Exercise:
Faithfully return all lines, omitting every embedded picture.
_ _ _ _
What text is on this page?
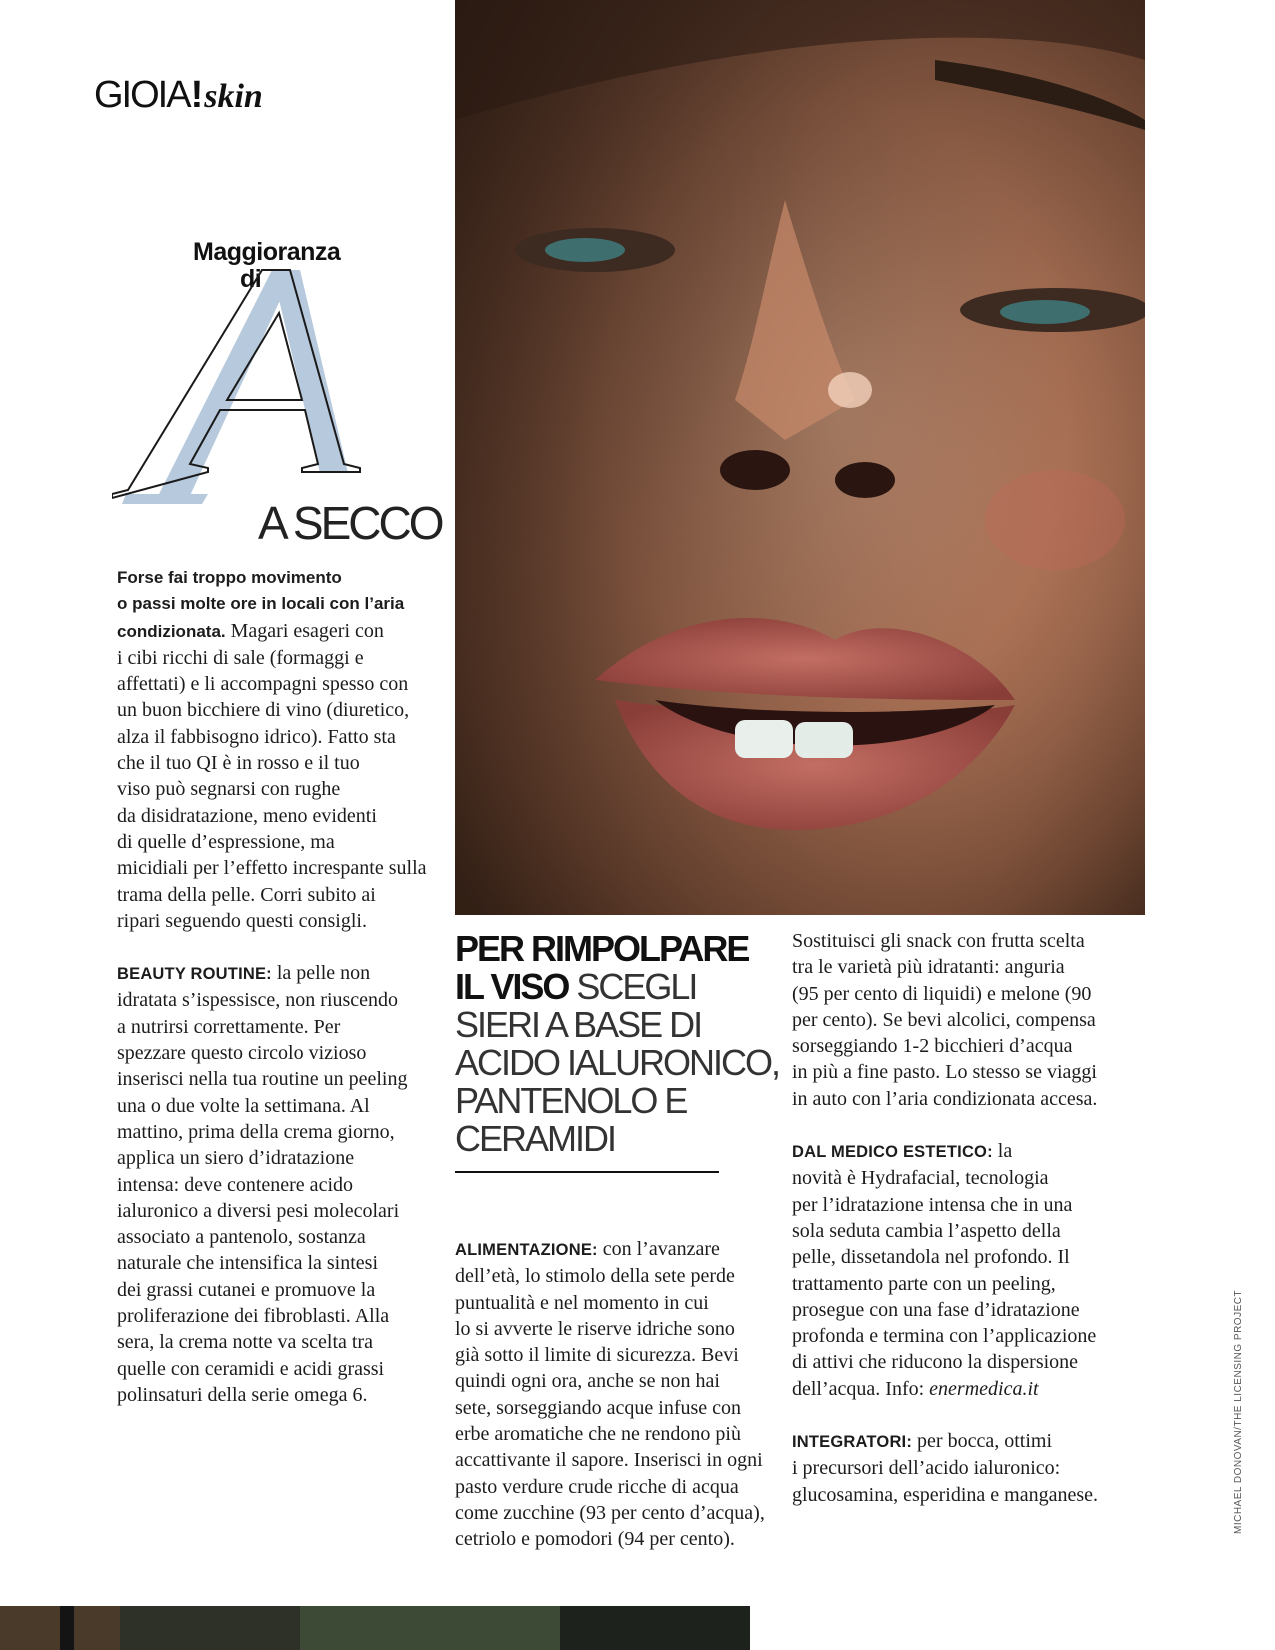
GIOIA ! skin
Maggioranza
di
A SECCO
Forse fai troppo movimento
o passi molte ore in locali con l’aria
condizionata. Magari esageri con
i cibi ricchi di sale (formaggi e
affettati) e li accompagni spesso con
un buon bicchiere di vino (diuretico,
alza il fabbisogno idrico). Fatto sta
che il tuo QI è in rosso e il tuo
viso può segnarsi con rughe
da disidratazione, meno evidenti
di quelle d’espressione, ma
micidiali per l’effetto increspante sulla
trama della pelle. Corri subito ai
ripari seguendo questi consigli.
BEAUTY ROUTINE: la pelle non
idratata s’ispessisce, non riuscendo
a nutrirsi correttamente. Per
spezzare questo circolo vizioso
inserisci nella tua routine un peeling
una o due volte la settimana. Al
mattino, prima della crema giorno,
applica un siero d’idratazione
intensa: deve contenere acido
ialuronico a diversi pesi molecolari
associato a pantenolo, sostanza
naturale che intensifica la sintesi
dei grassi cutanei e promuove la
proliferazione dei fibroblasti. Alla
sera, la crema notte va scelta tra
quelle con ceramidi e acidi grassi
polinsaturi della serie omega 6.
PER RIMPOLPARE
IL VISO SCEGLI
SIERI A BASE DI
ACIDO IALURONICO,
PANTENOLO E
CERAMIDI
ALIMENTAZIONE: con l’avanzare
dell’età, lo stimolo della sete perde
puntualità e nel momento in cui
lo si avverte le riserve idriche sono
già sotto il limite di sicurezza. Bevi
quindi ogni ora, anche se non hai
sete, sorseggiando acque infuse con
erbe aromatiche che ne rendono più
accattivante il sapore. Inserisci in ogni
pasto verdure crude ricche di acqua
come zucchine (93 per cento d’acqua),
cetriolo e pomodori (94 per cento).
Sostituisci gli snack con frutta scelta
tra le varietà più idratanti: anguria
(95 per cento di liquidi) e melone (90
per cento). Se bevi alcolici, compensa
sorseggiando 1-2 bicchieri d’acqua
in più a fine pasto. Lo stesso se viaggi
in auto con l’aria condizionata accesa.
DAL MEDICO ESTETICO: la
novità è Hydrafacial, tecnologia
per l’idratazione intensa che in una
sola seduta cambia l’aspetto della
pelle, dissetandola nel profondo. Il
trattamento parte con un peeling,
prosegue con una fase d’idratazione
profonda e termina con l’applicazione
di attivi che riducono la dispersione
dell’acqua. Info: enermedica.it
INTEGRATORI: per bocca, ottimi
i precursori dell’acido ialuronico:
glucosamina, esperidina e manganese.	MICHAEL DONOVAN/THE LICENSING PROJECT
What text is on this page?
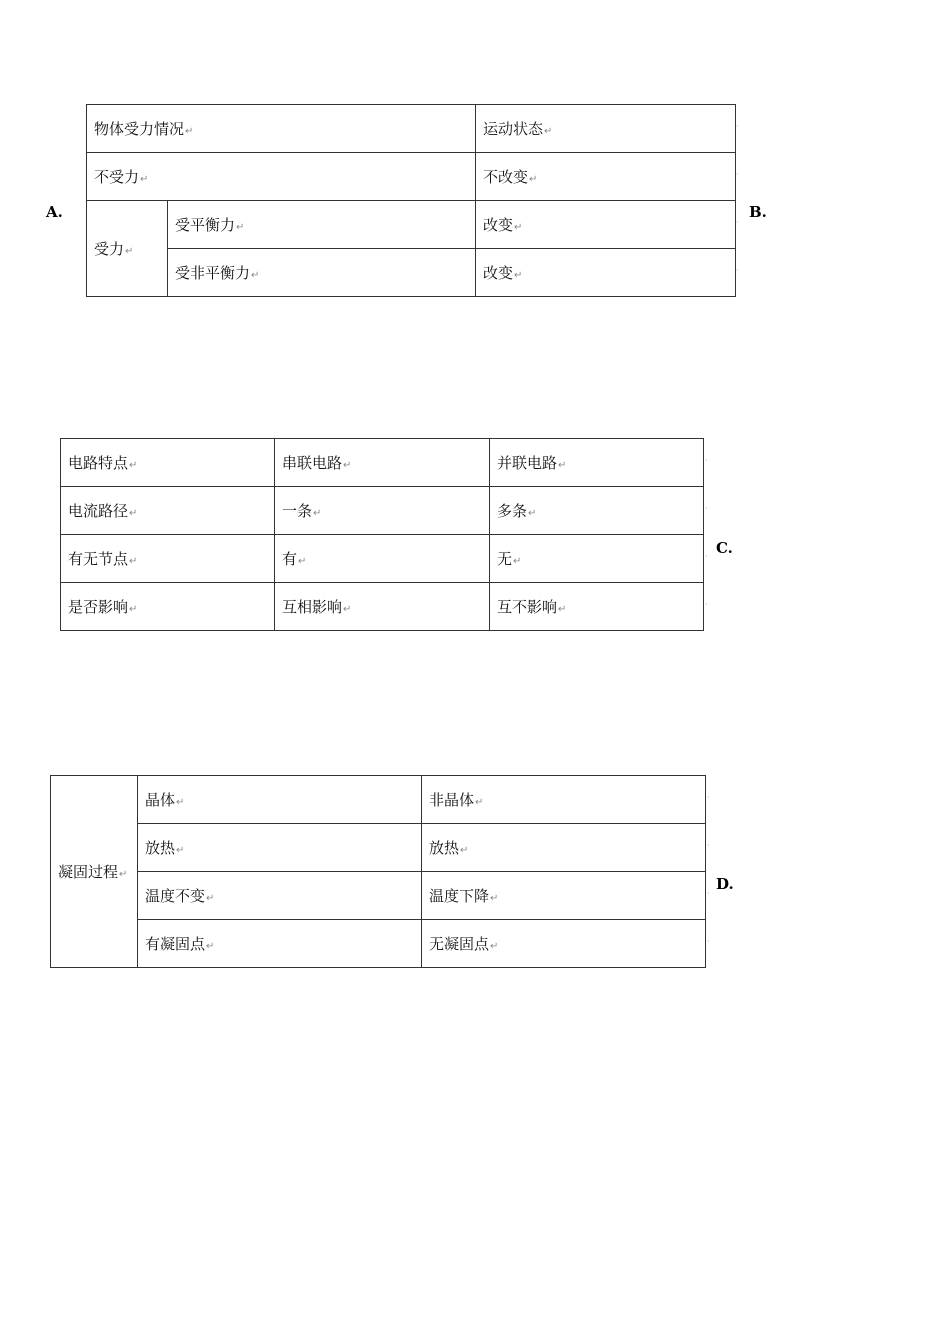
A.	B.
C.
D.
物体受力情况↵		运动状态↵
不受力↵		不改变↵
受力↵	受平衡力↵	改变↵
	受非平衡力↵	改变↵
电路特点↵	串联电路↵	并联电路↵
电流路径↵	一条↵	多条↵
有无节点↵	有↵	无↵
是否影响↵	互相影响↵	互不影响↵
凝固过程↵	晶体↵	非晶体↵
	放热↵	放热↵
	温度不变↵	温度下降↵
	有凝固点↵	无凝固点↵
·
·
·
·
·
·
·
·
·
·
·
·
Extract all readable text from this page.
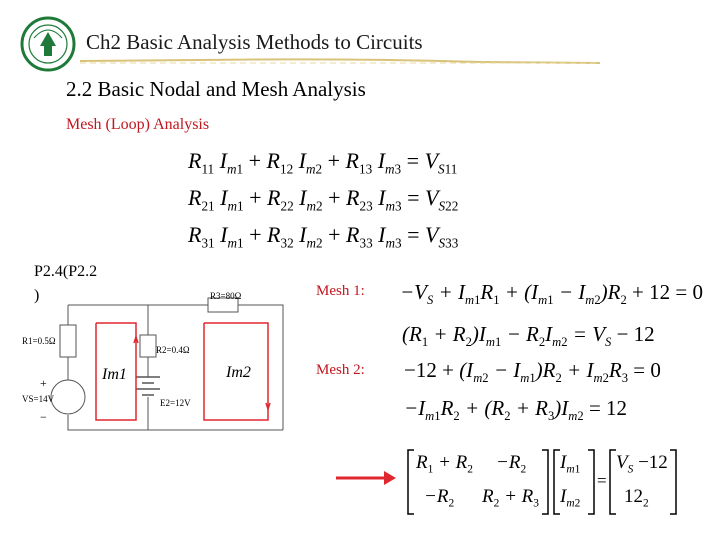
Ch2 Basic Analysis Methods to Circuits
2.2 Basic Nodal and Mesh Analysis
Mesh (Loop) Analysis
$R_{11}$ $I_{m1} + R_{12}$ $I_{m2} + R_{13}$ $I_{m3} = V_{S11}$
$R_{21}$ $I_{m1} + R_{22}$ $I_{m2} + R_{23}$ $I_{m3} = V_{S22}$
$R_{31}$ $I_{m1} + R_{32}$ $I_{m2} + R_{33}$ $I_{m3} = V_{S33}$
P2.4(P2.2
)
R1=0.5Ω
R2=0.4Ω
R3=80Ω
VS=14V	E2=12V
+
−
Im1	Im2
Mesh 1:
Mesh 2:
$-V_S + I_{m1}R_1 + (I_{m1} - I_{m2})R_2 + 12 = 0$
$(R_1 + R_2)I_{m1} - R_2I_{m2} = V_S - 12$
$-12 + (I_{m2} - I_{m1})R_2 + I_{m2}R_3 = 0$
$-I_{m1}R_2 + (R_2 + R_3)I_{m2} = 12$
=
$R_1 + R_2 -R_2$
$-R_2$ $R_2 + R_3$
$I_{m1}$
$I_{m2}$
$V_S -12$
$12_2$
_ _ _ _
Completed exercise:
What text is on this page?
GIOIA ! skin
Maggioranza
di
A SECCO
Forse fai troppo movimento
o passi molte ore in locali con l’aria
condizionata. Magari esageri con
i cibi ricchi di sale (formaggi e
affettati) e li accompagni spesso con
un buon bicchiere di vino (diuretico,
alza il fabbisogno idrico). Fatto sta
che il tuo QI è in rosso e il tuo
viso può segnarsi con rughe
da disidratazione, meno evidenti
di quelle d’espressione, ma
micidiali per l’effetto increspante sulla
trama della pelle. Corri subito ai
ripari seguendo questi consigli.
BEAUTY ROUTINE: la pelle non
idratata s’ispessisce, non riuscendo
a nutrirsi correttamente. Per
spezzare questo circolo vizioso
inserisci nella tua routine un peeling
una o due volte la settimana. Al
mattino, prima della crema giorno,
applica un siero d’idratazione
intensa: deve contenere acido
ialuronico a diversi pesi molecolari
associato a pantenolo, sostanza
naturale che intensifica la sintesi
dei grassi cutanei e promuove la
proliferazione dei fibroblasti. Alla
sera, la crema notte va scelta tra
quelle con ceramidi e acidi grassi
polinsaturi della serie omega 6.
PER RIMPOLPARE
IL VISO SCEGLI
SIERI A BASE DI
ACIDO IALURONICO,
PANTENOLO E
CERAMIDI
ALIMENTAZIONE: con l’avanzare
dell’età, lo stimolo della sete perde
puntualità e nel momento in cui
lo si avverte le riserve idriche sono
già sotto il limite di sicurezza. Bevi
quindi ogni ora, anche se non hai
sete, sorseggiando acque infuse con
erbe aromatiche che ne rendono più
accattivante il sapore. Inserisci in ogni
pasto verdure crude ricche di acqua
come zucchine (93 per cento d’acqua),
cetriolo e pomodori (94 per cento).
Sostituisci gli snack con frutta scelta
tra le varietà più idratanti: anguria
(95 per cento di liquidi) e melone (90
per cento). Se bevi alcolici, compensa
sorseggiando 1-2 bicchieri d’acqua
in più a fine pasto. Lo stesso se viaggi
in auto con l’aria condizionata accesa.
DAL MEDICO ESTETICO: la
novità è Hydrafacial, tecnologia
per l’idratazione intensa che in una
sola seduta cambia l’aspetto della
pelle, dissetandola nel profondo. Il
trattamento parte con un peeling,
prosegue con una fase d’idratazione
profonda e termina con l’applicazione
di attivi che riducono la dispersione
dell’acqua. Info: enermedica.it
INTEGRATORI: per bocca, ottimi
i precursori dell’acido ialuronico:
glucosamina, esperidina e manganese.	MICHAEL DONOVAN/THE LICENSING PROJECT
What text is on this page?
A.	B.
C.
D.
物体受力情况↵		运动状态↵
不受力↵		不改变↵
受力↵	受平衡力↵	改变↵
	受非平衡力↵	改变↵
电路特点↵	串联电路↵	并联电路↵
电流路径↵	一条↵	多条↵
有无节点↵	有↵	无↵
是否影响↵	互相影响↵	互不影响↵
凝固过程↵	晶体↵	非晶体↵
	放热↵	放热↵
	温度不变↵	温度下降↵
	有凝固点↵	无凝固点↵
·
·
·
·
·
·
·
·
·
·
·
·
Extract all readable text from this page.
Ch2 Basic Analysis Methods to Circuits
2.2 Basic Nodal and Mesh Analysis
Mesh (Loop) Analysis
$R_{11}$ $I_{m1} + R_{12}$ $I_{m2} + R_{13}$ $I_{m3} = V_{S11}$
$R_{21}$ $I_{m1} + R_{22}$ $I_{m2} + R_{23}$ $I_{m3} = V_{S22}$
$R_{31}$ $I_{m1} + R_{32}$ $I_{m2} + R_{33}$ $I_{m3} = V_{S33}$
P2.4(P2.2
)
R1=0.5Ω
R2=0.4Ω
R3=80Ω
VS=14V	E2=12V
+
−
Im1	Im2
Mesh 1:
Mesh 2:
$-V_S + I_{m1}R_1 + (I_{m1} - I_{m2})R_2 + 12 = 0$
$(R_1 + R_2)I_{m1} - R_2I_{m2} = V_S - 12$
$-12 + (I_{m2} - I_{m1})R_2 + I_{m2}R_3 = 0$
$-I_{m1}R_2 + (R_2 + R_3)I_{m2} = 12$
=
$R_1 + R_2 -R_2$
$-R_2$ $R_2 + R_3$
$I_{m1}$
$I_{m2}$
$V_S -12$
$12_2$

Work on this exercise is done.